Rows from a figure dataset

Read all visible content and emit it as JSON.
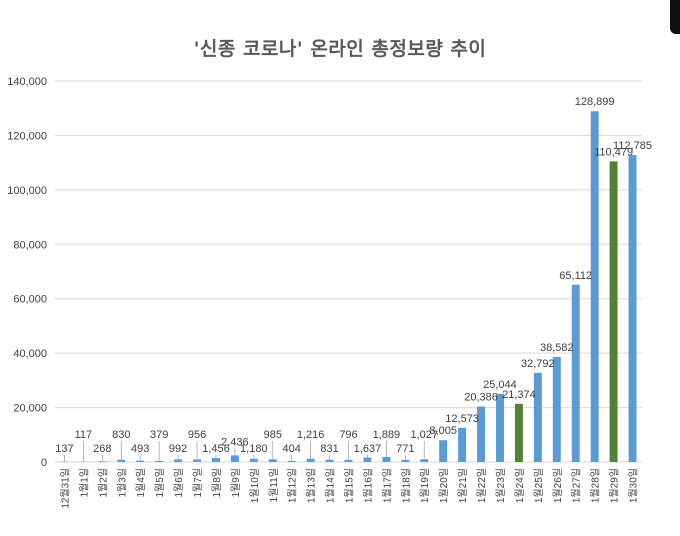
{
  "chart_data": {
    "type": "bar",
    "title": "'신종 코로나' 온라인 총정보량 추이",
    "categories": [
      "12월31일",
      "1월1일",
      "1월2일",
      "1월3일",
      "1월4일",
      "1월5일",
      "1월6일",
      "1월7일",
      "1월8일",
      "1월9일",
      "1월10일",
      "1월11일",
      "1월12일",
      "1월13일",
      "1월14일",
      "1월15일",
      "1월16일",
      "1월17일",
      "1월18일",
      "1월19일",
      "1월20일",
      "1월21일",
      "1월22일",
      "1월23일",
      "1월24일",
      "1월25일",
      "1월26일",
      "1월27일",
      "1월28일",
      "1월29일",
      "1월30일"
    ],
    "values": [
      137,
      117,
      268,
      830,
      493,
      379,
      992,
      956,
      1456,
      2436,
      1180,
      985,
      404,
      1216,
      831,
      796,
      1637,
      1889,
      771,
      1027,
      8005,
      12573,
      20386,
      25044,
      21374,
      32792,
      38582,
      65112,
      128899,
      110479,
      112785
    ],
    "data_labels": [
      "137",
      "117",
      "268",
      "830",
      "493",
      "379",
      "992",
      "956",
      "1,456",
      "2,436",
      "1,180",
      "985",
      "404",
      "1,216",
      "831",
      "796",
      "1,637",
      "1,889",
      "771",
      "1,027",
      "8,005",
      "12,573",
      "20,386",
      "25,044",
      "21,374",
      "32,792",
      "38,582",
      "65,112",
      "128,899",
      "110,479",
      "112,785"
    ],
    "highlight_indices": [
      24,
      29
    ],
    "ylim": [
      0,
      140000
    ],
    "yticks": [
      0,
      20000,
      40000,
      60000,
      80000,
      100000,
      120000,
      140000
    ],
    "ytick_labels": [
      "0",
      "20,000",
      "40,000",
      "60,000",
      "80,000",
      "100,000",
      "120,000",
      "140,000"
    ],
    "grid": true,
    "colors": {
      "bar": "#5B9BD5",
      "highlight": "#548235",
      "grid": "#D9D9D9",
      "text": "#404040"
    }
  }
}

...

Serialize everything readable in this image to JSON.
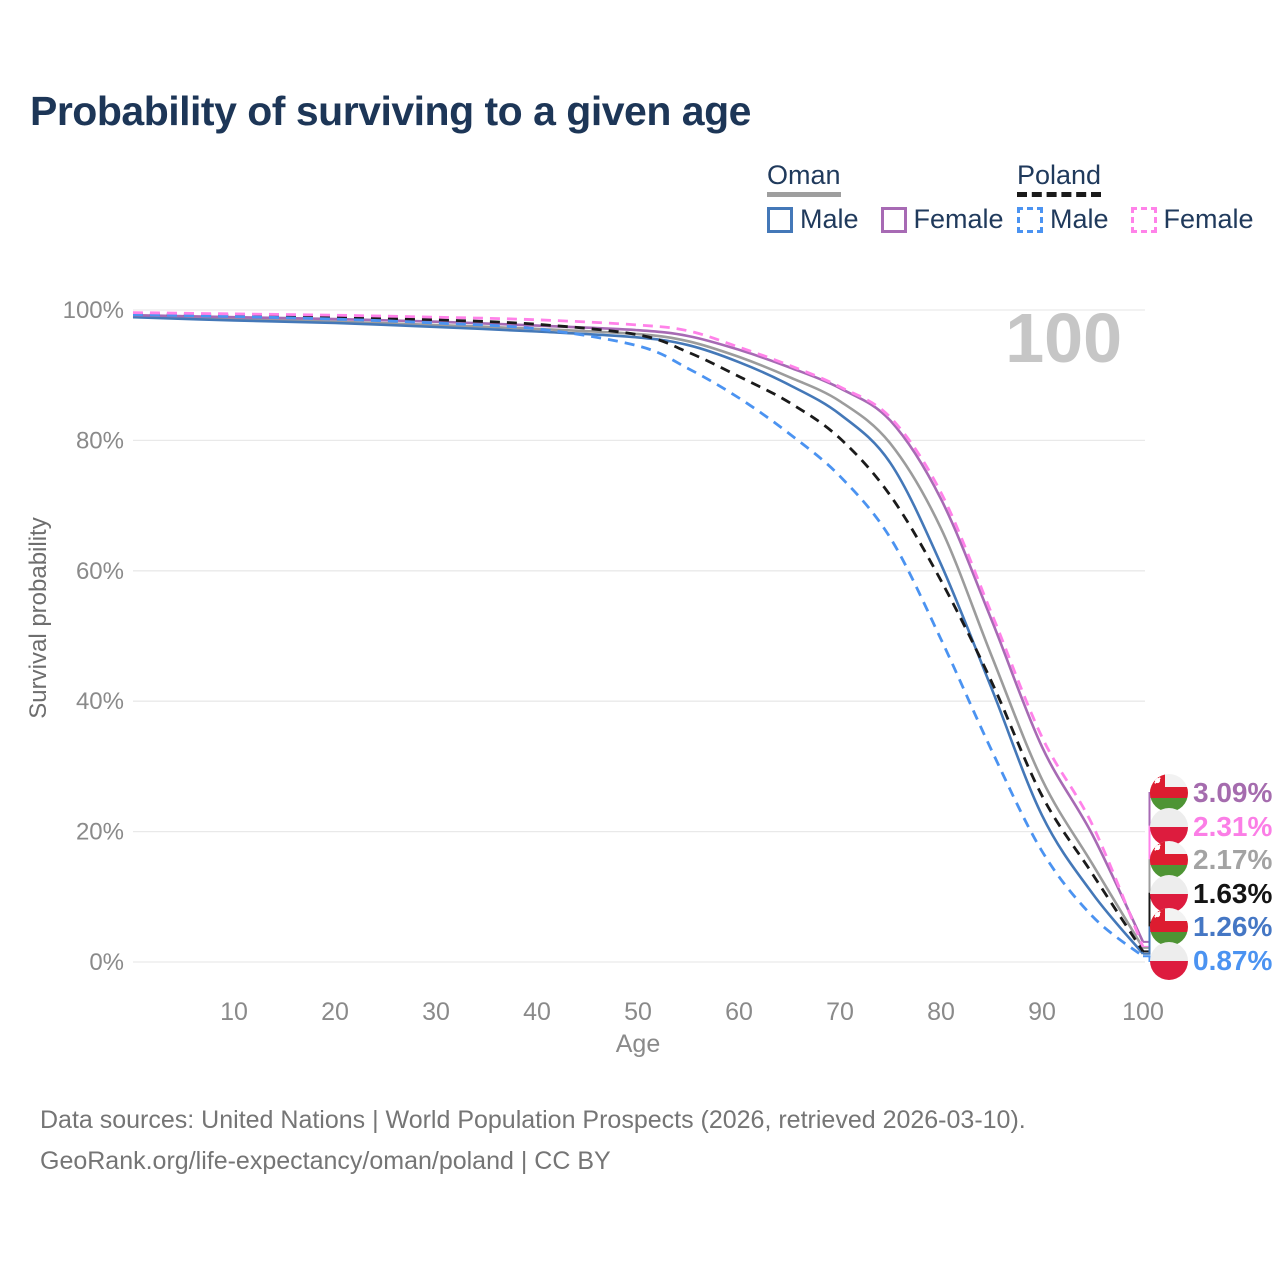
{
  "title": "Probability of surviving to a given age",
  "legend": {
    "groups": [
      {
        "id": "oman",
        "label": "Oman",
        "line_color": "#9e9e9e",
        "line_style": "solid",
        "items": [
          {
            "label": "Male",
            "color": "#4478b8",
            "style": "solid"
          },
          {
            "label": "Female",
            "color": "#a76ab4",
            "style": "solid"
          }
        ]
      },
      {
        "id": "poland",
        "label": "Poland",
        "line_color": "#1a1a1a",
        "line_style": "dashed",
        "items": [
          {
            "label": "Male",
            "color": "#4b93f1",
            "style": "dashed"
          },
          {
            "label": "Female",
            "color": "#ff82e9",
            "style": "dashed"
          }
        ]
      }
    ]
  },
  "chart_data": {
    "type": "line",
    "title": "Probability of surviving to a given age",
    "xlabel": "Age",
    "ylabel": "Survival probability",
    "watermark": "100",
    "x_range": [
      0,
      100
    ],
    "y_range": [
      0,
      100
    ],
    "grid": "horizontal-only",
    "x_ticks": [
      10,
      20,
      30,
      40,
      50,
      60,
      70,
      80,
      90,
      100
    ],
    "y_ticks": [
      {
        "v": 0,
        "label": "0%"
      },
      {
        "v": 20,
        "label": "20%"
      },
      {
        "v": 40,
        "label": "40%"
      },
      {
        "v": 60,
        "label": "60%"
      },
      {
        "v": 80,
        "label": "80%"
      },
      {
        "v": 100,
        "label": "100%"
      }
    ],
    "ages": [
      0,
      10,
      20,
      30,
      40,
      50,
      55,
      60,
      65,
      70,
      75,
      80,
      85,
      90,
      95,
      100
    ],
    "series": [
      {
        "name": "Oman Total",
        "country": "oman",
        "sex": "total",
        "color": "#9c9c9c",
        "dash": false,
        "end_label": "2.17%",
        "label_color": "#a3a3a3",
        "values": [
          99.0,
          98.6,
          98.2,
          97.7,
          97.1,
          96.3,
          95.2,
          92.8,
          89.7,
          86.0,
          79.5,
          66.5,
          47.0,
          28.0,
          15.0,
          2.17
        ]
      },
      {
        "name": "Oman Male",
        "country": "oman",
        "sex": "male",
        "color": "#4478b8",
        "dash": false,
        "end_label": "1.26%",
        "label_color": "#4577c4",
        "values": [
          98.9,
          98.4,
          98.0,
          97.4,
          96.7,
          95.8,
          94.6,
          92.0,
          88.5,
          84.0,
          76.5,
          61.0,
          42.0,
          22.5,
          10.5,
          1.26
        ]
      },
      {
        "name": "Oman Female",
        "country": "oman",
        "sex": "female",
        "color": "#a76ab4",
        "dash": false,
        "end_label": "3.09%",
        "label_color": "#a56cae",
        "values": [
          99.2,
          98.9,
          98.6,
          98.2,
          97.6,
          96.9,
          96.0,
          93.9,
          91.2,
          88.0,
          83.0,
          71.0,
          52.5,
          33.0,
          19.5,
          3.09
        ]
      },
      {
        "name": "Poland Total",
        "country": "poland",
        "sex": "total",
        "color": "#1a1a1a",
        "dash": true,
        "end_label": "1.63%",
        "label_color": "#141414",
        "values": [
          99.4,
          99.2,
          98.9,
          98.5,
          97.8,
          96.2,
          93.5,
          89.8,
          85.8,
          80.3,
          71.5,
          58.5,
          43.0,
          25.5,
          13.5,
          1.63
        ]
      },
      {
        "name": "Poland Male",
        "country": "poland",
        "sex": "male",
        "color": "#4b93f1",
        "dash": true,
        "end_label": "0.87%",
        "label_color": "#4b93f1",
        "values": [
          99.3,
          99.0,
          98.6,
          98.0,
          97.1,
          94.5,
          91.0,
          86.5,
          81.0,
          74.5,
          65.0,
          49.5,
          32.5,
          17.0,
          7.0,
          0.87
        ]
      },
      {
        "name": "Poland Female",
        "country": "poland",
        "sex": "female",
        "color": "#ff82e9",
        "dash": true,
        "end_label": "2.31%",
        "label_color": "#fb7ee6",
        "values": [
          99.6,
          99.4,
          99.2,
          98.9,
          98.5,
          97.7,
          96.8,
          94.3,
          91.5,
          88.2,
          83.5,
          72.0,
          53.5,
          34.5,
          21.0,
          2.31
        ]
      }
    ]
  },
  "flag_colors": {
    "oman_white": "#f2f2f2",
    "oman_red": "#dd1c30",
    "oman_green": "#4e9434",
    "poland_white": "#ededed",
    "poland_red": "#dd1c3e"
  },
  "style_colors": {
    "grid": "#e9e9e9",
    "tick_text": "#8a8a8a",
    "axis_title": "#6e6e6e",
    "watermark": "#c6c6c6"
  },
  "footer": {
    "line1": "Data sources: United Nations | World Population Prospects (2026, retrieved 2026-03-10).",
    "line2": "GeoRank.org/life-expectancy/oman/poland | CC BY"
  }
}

---

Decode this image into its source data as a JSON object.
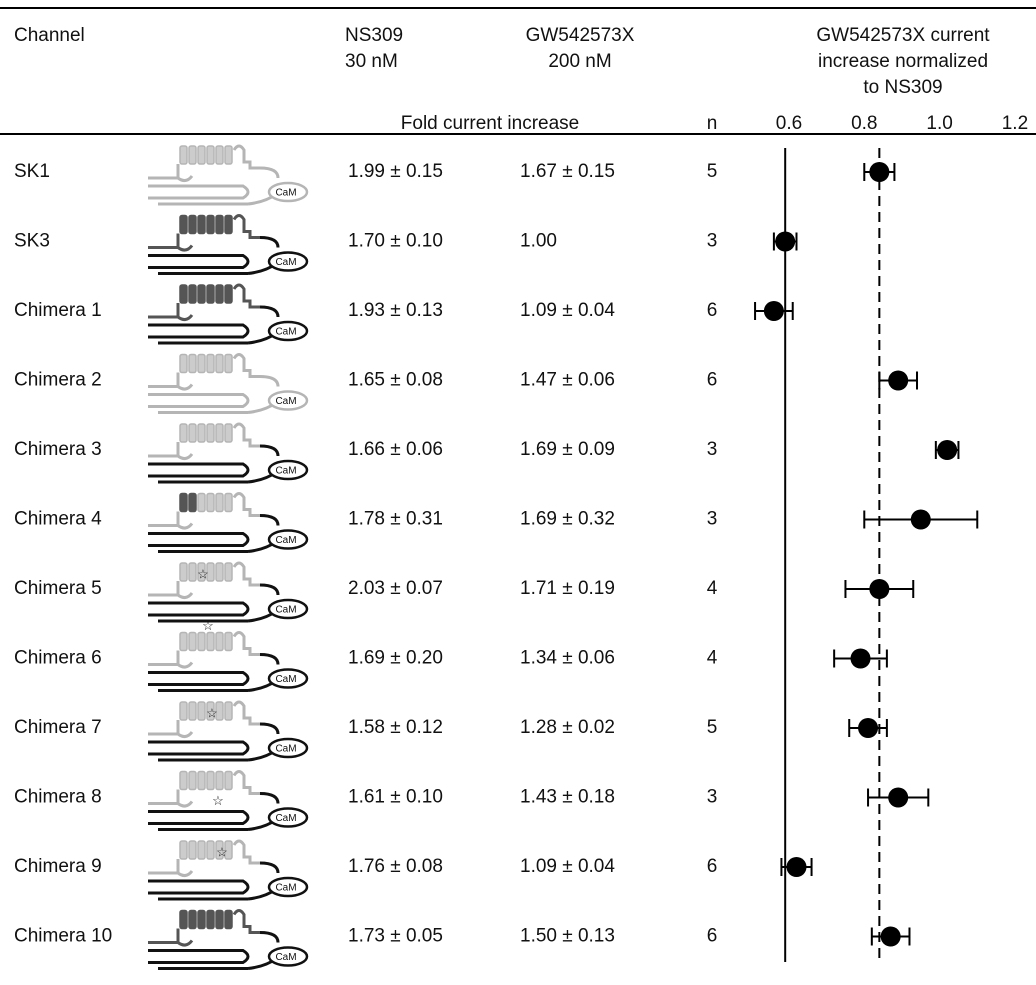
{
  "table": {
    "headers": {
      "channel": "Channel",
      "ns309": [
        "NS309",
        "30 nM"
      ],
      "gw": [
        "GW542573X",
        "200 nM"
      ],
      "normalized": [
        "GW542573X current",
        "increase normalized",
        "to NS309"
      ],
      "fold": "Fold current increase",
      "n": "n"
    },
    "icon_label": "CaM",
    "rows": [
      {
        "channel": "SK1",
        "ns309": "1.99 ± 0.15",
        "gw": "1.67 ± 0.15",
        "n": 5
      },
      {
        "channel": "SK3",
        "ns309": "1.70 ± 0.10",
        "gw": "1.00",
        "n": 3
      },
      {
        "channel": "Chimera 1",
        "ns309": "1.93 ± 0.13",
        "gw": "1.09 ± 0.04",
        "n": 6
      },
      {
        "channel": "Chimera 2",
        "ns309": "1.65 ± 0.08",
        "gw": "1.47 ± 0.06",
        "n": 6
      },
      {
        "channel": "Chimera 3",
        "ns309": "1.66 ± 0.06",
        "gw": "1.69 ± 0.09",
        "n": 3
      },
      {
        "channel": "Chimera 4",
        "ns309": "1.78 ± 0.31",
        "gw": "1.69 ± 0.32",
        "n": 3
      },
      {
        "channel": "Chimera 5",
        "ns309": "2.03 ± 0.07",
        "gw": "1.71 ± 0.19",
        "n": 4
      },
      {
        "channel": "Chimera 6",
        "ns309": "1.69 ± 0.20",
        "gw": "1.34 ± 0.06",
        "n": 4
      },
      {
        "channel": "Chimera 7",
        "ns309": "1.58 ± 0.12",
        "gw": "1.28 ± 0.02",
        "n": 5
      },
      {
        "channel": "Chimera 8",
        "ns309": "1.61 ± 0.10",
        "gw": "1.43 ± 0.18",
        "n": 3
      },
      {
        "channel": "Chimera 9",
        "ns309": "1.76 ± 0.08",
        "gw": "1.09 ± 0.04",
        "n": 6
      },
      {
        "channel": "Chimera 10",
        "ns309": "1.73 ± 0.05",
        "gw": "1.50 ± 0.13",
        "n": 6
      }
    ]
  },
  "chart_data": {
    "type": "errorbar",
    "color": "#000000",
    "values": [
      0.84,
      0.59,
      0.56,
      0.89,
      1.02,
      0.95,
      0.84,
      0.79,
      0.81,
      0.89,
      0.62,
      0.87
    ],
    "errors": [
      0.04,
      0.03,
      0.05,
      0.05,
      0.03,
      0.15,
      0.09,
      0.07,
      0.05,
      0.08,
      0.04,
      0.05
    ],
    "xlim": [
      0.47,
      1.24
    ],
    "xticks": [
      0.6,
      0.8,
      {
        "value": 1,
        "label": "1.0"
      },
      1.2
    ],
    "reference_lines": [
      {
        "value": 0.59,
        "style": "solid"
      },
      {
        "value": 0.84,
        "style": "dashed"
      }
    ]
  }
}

• [Exercise brief]:
Check each line of the entries above, and show every one holding the word "name".

• [Final answer]:
        "name": "Oman Total",
        "name": "Oman Male",
        "name": "Oman Female",
        "name": "Poland Total",
        "name": "Poland Male",
        "name": "Poland Female",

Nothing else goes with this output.